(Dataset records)
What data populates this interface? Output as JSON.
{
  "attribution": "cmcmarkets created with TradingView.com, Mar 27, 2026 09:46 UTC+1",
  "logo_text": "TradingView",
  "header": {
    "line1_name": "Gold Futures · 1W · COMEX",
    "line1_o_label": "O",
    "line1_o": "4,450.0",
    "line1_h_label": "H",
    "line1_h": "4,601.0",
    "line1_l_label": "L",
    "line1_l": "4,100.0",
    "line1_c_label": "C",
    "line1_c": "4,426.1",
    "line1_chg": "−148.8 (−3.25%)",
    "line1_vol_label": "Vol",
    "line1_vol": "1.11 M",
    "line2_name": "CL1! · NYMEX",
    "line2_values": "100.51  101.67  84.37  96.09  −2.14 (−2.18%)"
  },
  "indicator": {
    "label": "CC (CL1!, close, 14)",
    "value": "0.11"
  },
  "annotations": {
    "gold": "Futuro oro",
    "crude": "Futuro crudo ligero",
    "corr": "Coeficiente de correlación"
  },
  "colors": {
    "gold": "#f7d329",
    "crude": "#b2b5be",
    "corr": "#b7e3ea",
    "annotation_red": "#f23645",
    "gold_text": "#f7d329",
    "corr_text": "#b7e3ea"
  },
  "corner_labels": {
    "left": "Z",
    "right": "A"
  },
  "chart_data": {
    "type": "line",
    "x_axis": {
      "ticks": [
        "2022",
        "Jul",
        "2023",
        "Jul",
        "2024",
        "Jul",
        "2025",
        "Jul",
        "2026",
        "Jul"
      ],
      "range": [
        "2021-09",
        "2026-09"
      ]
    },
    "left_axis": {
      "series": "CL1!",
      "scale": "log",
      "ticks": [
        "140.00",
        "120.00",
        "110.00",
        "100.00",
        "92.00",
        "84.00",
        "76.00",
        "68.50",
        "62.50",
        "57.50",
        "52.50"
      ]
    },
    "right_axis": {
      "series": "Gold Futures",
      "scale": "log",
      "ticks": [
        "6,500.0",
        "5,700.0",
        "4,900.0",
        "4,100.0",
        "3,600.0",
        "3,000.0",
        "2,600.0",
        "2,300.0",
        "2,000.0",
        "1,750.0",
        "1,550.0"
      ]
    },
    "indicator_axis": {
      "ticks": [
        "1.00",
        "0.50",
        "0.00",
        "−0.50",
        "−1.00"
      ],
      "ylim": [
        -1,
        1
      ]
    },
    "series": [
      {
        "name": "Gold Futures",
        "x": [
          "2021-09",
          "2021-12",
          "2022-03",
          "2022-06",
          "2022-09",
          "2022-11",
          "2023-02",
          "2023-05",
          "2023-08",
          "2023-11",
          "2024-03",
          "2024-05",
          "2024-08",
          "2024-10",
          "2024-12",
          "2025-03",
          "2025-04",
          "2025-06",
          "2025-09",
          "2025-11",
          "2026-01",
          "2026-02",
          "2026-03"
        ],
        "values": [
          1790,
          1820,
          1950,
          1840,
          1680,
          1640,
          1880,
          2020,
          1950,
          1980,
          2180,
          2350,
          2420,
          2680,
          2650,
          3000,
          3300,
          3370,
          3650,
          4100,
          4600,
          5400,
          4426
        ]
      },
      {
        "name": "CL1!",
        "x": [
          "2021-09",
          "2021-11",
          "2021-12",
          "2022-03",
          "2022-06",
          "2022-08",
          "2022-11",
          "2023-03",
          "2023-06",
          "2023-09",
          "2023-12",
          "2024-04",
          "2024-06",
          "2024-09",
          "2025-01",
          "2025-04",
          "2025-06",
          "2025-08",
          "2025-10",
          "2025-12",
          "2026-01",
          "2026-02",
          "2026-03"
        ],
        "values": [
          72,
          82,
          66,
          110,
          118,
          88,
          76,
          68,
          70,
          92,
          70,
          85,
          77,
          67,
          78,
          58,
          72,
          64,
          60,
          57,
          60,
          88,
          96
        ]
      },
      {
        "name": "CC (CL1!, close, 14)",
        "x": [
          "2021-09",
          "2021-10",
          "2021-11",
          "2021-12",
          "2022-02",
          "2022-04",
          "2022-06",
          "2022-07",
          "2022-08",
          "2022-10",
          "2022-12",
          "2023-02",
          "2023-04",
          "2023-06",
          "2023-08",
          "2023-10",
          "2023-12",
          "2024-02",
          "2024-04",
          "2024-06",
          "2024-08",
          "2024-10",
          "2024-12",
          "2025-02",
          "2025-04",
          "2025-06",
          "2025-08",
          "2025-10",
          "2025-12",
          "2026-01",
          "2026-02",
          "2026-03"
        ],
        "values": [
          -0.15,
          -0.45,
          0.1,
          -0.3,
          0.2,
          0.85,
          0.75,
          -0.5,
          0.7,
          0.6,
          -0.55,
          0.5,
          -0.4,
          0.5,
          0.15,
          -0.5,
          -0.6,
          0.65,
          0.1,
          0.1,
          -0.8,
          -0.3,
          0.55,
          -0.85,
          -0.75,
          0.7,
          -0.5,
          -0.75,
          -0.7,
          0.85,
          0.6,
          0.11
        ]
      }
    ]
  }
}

* Work instructions: All entries shown above should be printed again exactly.

* Exercise solution:
What data populates this interface? Output as JSON.
{
  "attribution": "cmcmarkets created with TradingView.com, Mar 27, 2026 09:46 UTC+1",
  "logo_text": "TradingView",
  "header": {
    "line1_name": "Gold Futures · 1W · COMEX",
    "line1_o_label": "O",
    "line1_o": "4,450.0",
    "line1_h_label": "H",
    "line1_h": "4,601.0",
    "line1_l_label": "L",
    "line1_l": "4,100.0",
    "line1_c_label": "C",
    "line1_c": "4,426.1",
    "line1_chg": "−148.8 (−3.25%)",
    "line1_vol_label": "Vol",
    "line1_vol": "1.11 M",
    "line2_name": "CL1! · NYMEX",
    "line2_values": "100.51  101.67  84.37  96.09  −2.14 (−2.18%)"
  },
  "indicator": {
    "label": "CC (CL1!, close, 14)",
    "value": "0.11"
  },
  "annotations": {
    "gold": "Futuro oro",
    "crude": "Futuro crudo ligero",
    "corr": "Coeficiente de correlación"
  },
  "colors": {
    "gold": "#f7d329",
    "crude": "#b2b5be",
    "corr": "#b7e3ea",
    "annotation_red": "#f23645",
    "gold_text": "#f7d329",
    "corr_text": "#b7e3ea"
  },
  "corner_labels": {
    "left": "Z",
    "right": "A"
  },
  "chart_data": {
    "type": "line",
    "x_axis": {
      "ticks": [
        "2022",
        "Jul",
        "2023",
        "Jul",
        "2024",
        "Jul",
        "2025",
        "Jul",
        "2026",
        "Jul"
      ],
      "range": [
        "2021-09",
        "2026-09"
      ]
    },
    "left_axis": {
      "series": "CL1!",
      "scale": "log",
      "ticks": [
        "140.00",
        "120.00",
        "110.00",
        "100.00",
        "92.00",
        "84.00",
        "76.00",
        "68.50",
        "62.50",
        "57.50",
        "52.50"
      ]
    },
    "right_axis": {
      "series": "Gold Futures",
      "scale": "log",
      "ticks": [
        "6,500.0",
        "5,700.0",
        "4,900.0",
        "4,100.0",
        "3,600.0",
        "3,000.0",
        "2,600.0",
        "2,300.0",
        "2,000.0",
        "1,750.0",
        "1,550.0"
      ]
    },
    "indicator_axis": {
      "ticks": [
        "1.00",
        "0.50",
        "0.00",
        "−0.50",
        "−1.00"
      ],
      "ylim": [
        -1,
        1
      ]
    },
    "series": [
      {
        "name": "Gold Futures",
        "x": [
          "2021-09",
          "2021-12",
          "2022-03",
          "2022-06",
          "2022-09",
          "2022-11",
          "2023-02",
          "2023-05",
          "2023-08",
          "2023-11",
          "2024-03",
          "2024-05",
          "2024-08",
          "2024-10",
          "2024-12",
          "2025-03",
          "2025-04",
          "2025-06",
          "2025-09",
          "2025-11",
          "2026-01",
          "2026-02",
          "2026-03"
        ],
        "values": [
          1790,
          1820,
          1950,
          1840,
          1680,
          1640,
          1880,
          2020,
          1950,
          1980,
          2180,
          2350,
          2420,
          2680,
          2650,
          3000,
          3300,
          3370,
          3650,
          4100,
          4600,
          5400,
          4426
        ]
      },
      {
        "name": "CL1!",
        "x": [
          "2021-09",
          "2021-11",
          "2021-12",
          "2022-03",
          "2022-06",
          "2022-08",
          "2022-11",
          "2023-03",
          "2023-06",
          "2023-09",
          "2023-12",
          "2024-04",
          "2024-06",
          "2024-09",
          "2025-01",
          "2025-04",
          "2025-06",
          "2025-08",
          "2025-10",
          "2025-12",
          "2026-01",
          "2026-02",
          "2026-03"
        ],
        "values": [
          72,
          82,
          66,
          110,
          118,
          88,
          76,
          68,
          70,
          92,
          70,
          85,
          77,
          67,
          78,
          58,
          72,
          64,
          60,
          57,
          60,
          88,
          96
        ]
      },
      {
        "name": "CC (CL1!, close, 14)",
        "x": [
          "2021-09",
          "2021-10",
          "2021-11",
          "2021-12",
          "2022-02",
          "2022-04",
          "2022-06",
          "2022-07",
          "2022-08",
          "2022-10",
          "2022-12",
          "2023-02",
          "2023-04",
          "2023-06",
          "2023-08",
          "2023-10",
          "2023-12",
          "2024-02",
          "2024-04",
          "2024-06",
          "2024-08",
          "2024-10",
          "2024-12",
          "2025-02",
          "2025-04",
          "2025-06",
          "2025-08",
          "2025-10",
          "2025-12",
          "2026-01",
          "2026-02",
          "2026-03"
        ],
        "values": [
          -0.15,
          -0.45,
          0.1,
          -0.3,
          0.2,
          0.85,
          0.75,
          -0.5,
          0.7,
          0.6,
          -0.55,
          0.5,
          -0.4,
          0.5,
          0.15,
          -0.5,
          -0.6,
          0.65,
          0.1,
          0.1,
          -0.8,
          -0.3,
          0.55,
          -0.85,
          -0.75,
          0.7,
          -0.5,
          -0.75,
          -0.7,
          0.85,
          0.6,
          0.11
        ]
      }
    ]
  }
}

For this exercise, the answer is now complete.